Omit all pictures and give the records below again exactly as written.
##########
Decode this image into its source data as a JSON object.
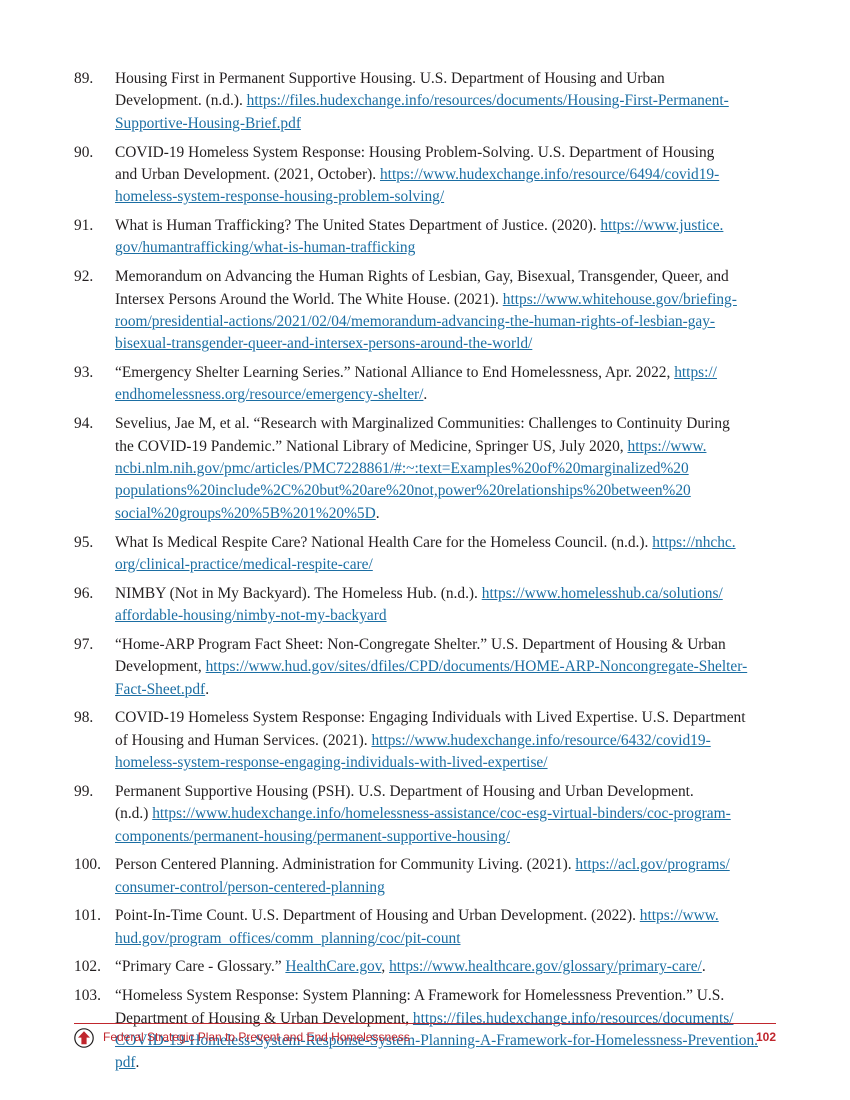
{
  "references": [
    {
      "num": "89.",
      "text": "Housing First in Permanent Supportive Housing. U.S. Department of Housing and Urban\nDevelopment. (n.d.). ",
      "link": "https://files.hudexchange.info/resources/documents/Housing-First-Permanent-\nSupportive-Housing-Brief.pdf",
      "after": ""
    },
    {
      "num": "90.",
      "text": "COVID-19 Homeless System Response: Housing Problem-Solving. U.S. Department of Housing\nand Urban Development. (2021, October). ",
      "link": "https://www.hudexchange.info/resource/6494/covid19-\nhomeless-system-response-housing-problem-solving/",
      "after": ""
    },
    {
      "num": "91.",
      "text": "What is Human Trafficking? The United States Department of Justice. (2020). ",
      "link": "https://www.justice.\ngov/humantrafficking/what-is-human-trafficking",
      "after": ""
    },
    {
      "num": "92.",
      "text": "Memorandum on Advancing the Human Rights of Lesbian, Gay, Bisexual, Transgender, Queer, and\nIntersex Persons Around the World. The White House. (2021). ",
      "link": "https://www.whitehouse.gov/briefing-\nroom/presidential-actions/2021/02/04/memorandum-advancing-the-human-rights-of-lesbian-gay-\nbisexual-transgender-queer-and-intersex-persons-around-the-world/",
      "after": ""
    },
    {
      "num": "93.",
      "text": "“Emergency Shelter Learning Series.” National Alliance to End Homelessness, Apr. 2022, ",
      "link": "https://\nendhomelessness.org/resource/emergency-shelter/",
      "after": "."
    },
    {
      "num": "94.",
      "text": "Sevelius, Jae M, et al. “Research with Marginalized Communities: Challenges to Continuity During\nthe COVID-19 Pandemic.” National Library of Medicine, Springer US, July 2020, ",
      "link": "https://www.\nncbi.nlm.nih.gov/pmc/articles/PMC7228861/#:~:text=Examples%20of%20marginalized%20\npopulations%20include%2C%20but%20are%20not,power%20relationships%20between%20\nsocial%20groups%20%5B%201%20%5D",
      "after": "."
    },
    {
      "num": "95.",
      "text": "What Is Medical Respite Care? National Health Care for the Homeless Council. (n.d.). ",
      "link": "https://nhchc.\norg/clinical-practice/medical-respite-care/",
      "after": ""
    },
    {
      "num": "96.",
      "text": "NIMBY (Not in My Backyard). The Homeless Hub. (n.d.). ",
      "link": "https://www.homelesshub.ca/solutions/\naffordable-housing/nimby-not-my-backyard",
      "after": ""
    },
    {
      "num": "97.",
      "text": "“Home-ARP Program Fact Sheet: Non-Congregate Shelter.” U.S. Department of Housing & Urban\nDevelopment, ",
      "link": "https://www.hud.gov/sites/dfiles/CPD/documents/HOME-ARP-Noncongregate-Shelter-\nFact-Sheet.pdf",
      "after": "."
    },
    {
      "num": "98.",
      "text": "COVID-19 Homeless System Response: Engaging Individuals with Lived Expertise. U.S. Department\nof Housing and Human Services. (2021). ",
      "link": "https://www.hudexchange.info/resource/6432/covid19-\nhomeless-system-response-engaging-individuals-with-lived-expertise/",
      "after": ""
    },
    {
      "num": "99.",
      "text": "Permanent Supportive Housing (PSH). U.S. Department of Housing and Urban Development.\n(n.d.) ",
      "link": "https://www.hudexchange.info/homelessness-assistance/coc-esg-virtual-binders/coc-program-\ncomponents/permanent-housing/permanent-supportive-housing/",
      "after": ""
    },
    {
      "num": "100.",
      "text": "Person Centered Planning. Administration for Community Living. (2021). ",
      "link": "https://acl.gov/programs/\nconsumer-control/person-centered-planning",
      "after": ""
    },
    {
      "num": "101.",
      "text": "Point-In-Time Count. U.S. Department of Housing and Urban Development. (2022). ",
      "link": "https://www.\nhud.gov/program_offices/comm_planning/coc/pit-count",
      "after": ""
    },
    {
      "num": "102.",
      "text": "“Primary Care - Glossary.” ",
      "link": "HealthCare.gov",
      "after": ", ",
      "link2": "https://www.healthcare.gov/glossary/primary-care/",
      "after2": "."
    },
    {
      "num": "103.",
      "text": "“Homeless System Response: System Planning: A Framework for Homelessness Prevention.” U.S.\nDepartment of Housing & Urban Development, ",
      "link": "https://files.hudexchange.info/resources/documents/\nCOVID-19-Homeless-System-Response-System-Planning-A-Framework-for-Homelessness-Prevention.\npdf",
      "after": "."
    }
  ],
  "footer": {
    "title": "Federal Strategic Plan to Prevent and End Homelessness",
    "page_number": "102",
    "accent_color": "#c0262d",
    "logo_icon": "house-arrow-icon"
  },
  "colors": {
    "link": "#1b6ea3",
    "text": "#231f20"
  }
}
##########
### EXERCISE RESULT
Decode this image into its source data as a JSON object.
{
  "references": [
    {
      "num": "89.",
      "text": "Housing First in Permanent Supportive Housing. U.S. Department of Housing and Urban\nDevelopment. (n.d.). ",
      "link": "https://files.hudexchange.info/resources/documents/Housing-First-Permanent-\nSupportive-Housing-Brief.pdf",
      "after": ""
    },
    {
      "num": "90.",
      "text": "COVID-19 Homeless System Response: Housing Problem-Solving. U.S. Department of Housing\nand Urban Development. (2021, October). ",
      "link": "https://www.hudexchange.info/resource/6494/covid19-\nhomeless-system-response-housing-problem-solving/",
      "after": ""
    },
    {
      "num": "91.",
      "text": "What is Human Trafficking? The United States Department of Justice. (2020). ",
      "link": "https://www.justice.\ngov/humantrafficking/what-is-human-trafficking",
      "after": ""
    },
    {
      "num": "92.",
      "text": "Memorandum on Advancing the Human Rights of Lesbian, Gay, Bisexual, Transgender, Queer, and\nIntersex Persons Around the World. The White House. (2021). ",
      "link": "https://www.whitehouse.gov/briefing-\nroom/presidential-actions/2021/02/04/memorandum-advancing-the-human-rights-of-lesbian-gay-\nbisexual-transgender-queer-and-intersex-persons-around-the-world/",
      "after": ""
    },
    {
      "num": "93.",
      "text": "“Emergency Shelter Learning Series.” National Alliance to End Homelessness, Apr. 2022, ",
      "link": "https://\nendhomelessness.org/resource/emergency-shelter/",
      "after": "."
    },
    {
      "num": "94.",
      "text": "Sevelius, Jae M, et al. “Research with Marginalized Communities: Challenges to Continuity During\nthe COVID-19 Pandemic.” National Library of Medicine, Springer US, July 2020, ",
      "link": "https://www.\nncbi.nlm.nih.gov/pmc/articles/PMC7228861/#:~:text=Examples%20of%20marginalized%20\npopulations%20include%2C%20but%20are%20not,power%20relationships%20between%20\nsocial%20groups%20%5B%201%20%5D",
      "after": "."
    },
    {
      "num": "95.",
      "text": "What Is Medical Respite Care? National Health Care for the Homeless Council. (n.d.). ",
      "link": "https://nhchc.\norg/clinical-practice/medical-respite-care/",
      "after": ""
    },
    {
      "num": "96.",
      "text": "NIMBY (Not in My Backyard). The Homeless Hub. (n.d.). ",
      "link": "https://www.homelesshub.ca/solutions/\naffordable-housing/nimby-not-my-backyard",
      "after": ""
    },
    {
      "num": "97.",
      "text": "“Home-ARP Program Fact Sheet: Non-Congregate Shelter.” U.S. Department of Housing & Urban\nDevelopment, ",
      "link": "https://www.hud.gov/sites/dfiles/CPD/documents/HOME-ARP-Noncongregate-Shelter-\nFact-Sheet.pdf",
      "after": "."
    },
    {
      "num": "98.",
      "text": "COVID-19 Homeless System Response: Engaging Individuals with Lived Expertise. U.S. Department\nof Housing and Human Services. (2021). ",
      "link": "https://www.hudexchange.info/resource/6432/covid19-\nhomeless-system-response-engaging-individuals-with-lived-expertise/",
      "after": ""
    },
    {
      "num": "99.",
      "text": "Permanent Supportive Housing (PSH). U.S. Department of Housing and Urban Development.\n(n.d.) ",
      "link": "https://www.hudexchange.info/homelessness-assistance/coc-esg-virtual-binders/coc-program-\ncomponents/permanent-housing/permanent-supportive-housing/",
      "after": ""
    },
    {
      "num": "100.",
      "text": "Person Centered Planning. Administration for Community Living. (2021). ",
      "link": "https://acl.gov/programs/\nconsumer-control/person-centered-planning",
      "after": ""
    },
    {
      "num": "101.",
      "text": "Point-In-Time Count. U.S. Department of Housing and Urban Development. (2022). ",
      "link": "https://www.\nhud.gov/program_offices/comm_planning/coc/pit-count",
      "after": ""
    },
    {
      "num": "102.",
      "text": "“Primary Care - Glossary.” ",
      "link": "HealthCare.gov",
      "after": ", ",
      "link2": "https://www.healthcare.gov/glossary/primary-care/",
      "after2": "."
    },
    {
      "num": "103.",
      "text": "“Homeless System Response: System Planning: A Framework for Homelessness Prevention.” U.S.\nDepartment of Housing & Urban Development, ",
      "link": "https://files.hudexchange.info/resources/documents/\nCOVID-19-Homeless-System-Response-System-Planning-A-Framework-for-Homelessness-Prevention.\npdf",
      "after": "."
    }
  ],
  "footer": {
    "title": "Federal Strategic Plan to Prevent and End Homelessness",
    "page_number": "102",
    "accent_color": "#c0262d",
    "logo_icon": "house-arrow-icon"
  },
  "colors": {
    "link": "#1b6ea3",
    "text": "#231f20"
  }
}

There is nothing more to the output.